### OBJECTIVE:
Pull out every line below that holds the word "production".

### MATERIAL SUPPLIED:
## Begin

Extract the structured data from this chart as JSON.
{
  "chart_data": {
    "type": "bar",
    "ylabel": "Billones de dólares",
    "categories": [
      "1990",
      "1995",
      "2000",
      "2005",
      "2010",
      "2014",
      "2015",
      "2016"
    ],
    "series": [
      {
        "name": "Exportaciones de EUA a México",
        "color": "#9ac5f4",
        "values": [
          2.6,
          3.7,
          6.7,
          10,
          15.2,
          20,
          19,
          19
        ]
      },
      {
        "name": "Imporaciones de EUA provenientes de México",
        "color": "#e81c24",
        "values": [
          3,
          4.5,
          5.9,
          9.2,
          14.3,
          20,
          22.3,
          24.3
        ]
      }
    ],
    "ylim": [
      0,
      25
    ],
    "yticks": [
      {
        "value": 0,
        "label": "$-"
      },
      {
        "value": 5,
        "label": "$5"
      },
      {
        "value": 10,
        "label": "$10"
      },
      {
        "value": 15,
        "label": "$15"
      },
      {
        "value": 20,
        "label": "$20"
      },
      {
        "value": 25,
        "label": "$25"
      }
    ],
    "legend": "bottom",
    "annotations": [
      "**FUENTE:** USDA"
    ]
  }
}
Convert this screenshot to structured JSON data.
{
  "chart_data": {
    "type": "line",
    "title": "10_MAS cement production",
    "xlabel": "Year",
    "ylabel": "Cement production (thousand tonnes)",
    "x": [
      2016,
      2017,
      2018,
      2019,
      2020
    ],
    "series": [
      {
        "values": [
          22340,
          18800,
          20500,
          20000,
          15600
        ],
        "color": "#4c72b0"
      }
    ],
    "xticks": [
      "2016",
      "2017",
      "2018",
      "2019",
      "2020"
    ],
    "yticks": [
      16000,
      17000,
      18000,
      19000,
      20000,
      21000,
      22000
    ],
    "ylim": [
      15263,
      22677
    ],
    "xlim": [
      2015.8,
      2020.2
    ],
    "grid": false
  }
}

## End

### RESULT OF THIS TASK:
    "title": "10_MAS cement production",
    "ylabel": "Cement production (thousand tonnes)",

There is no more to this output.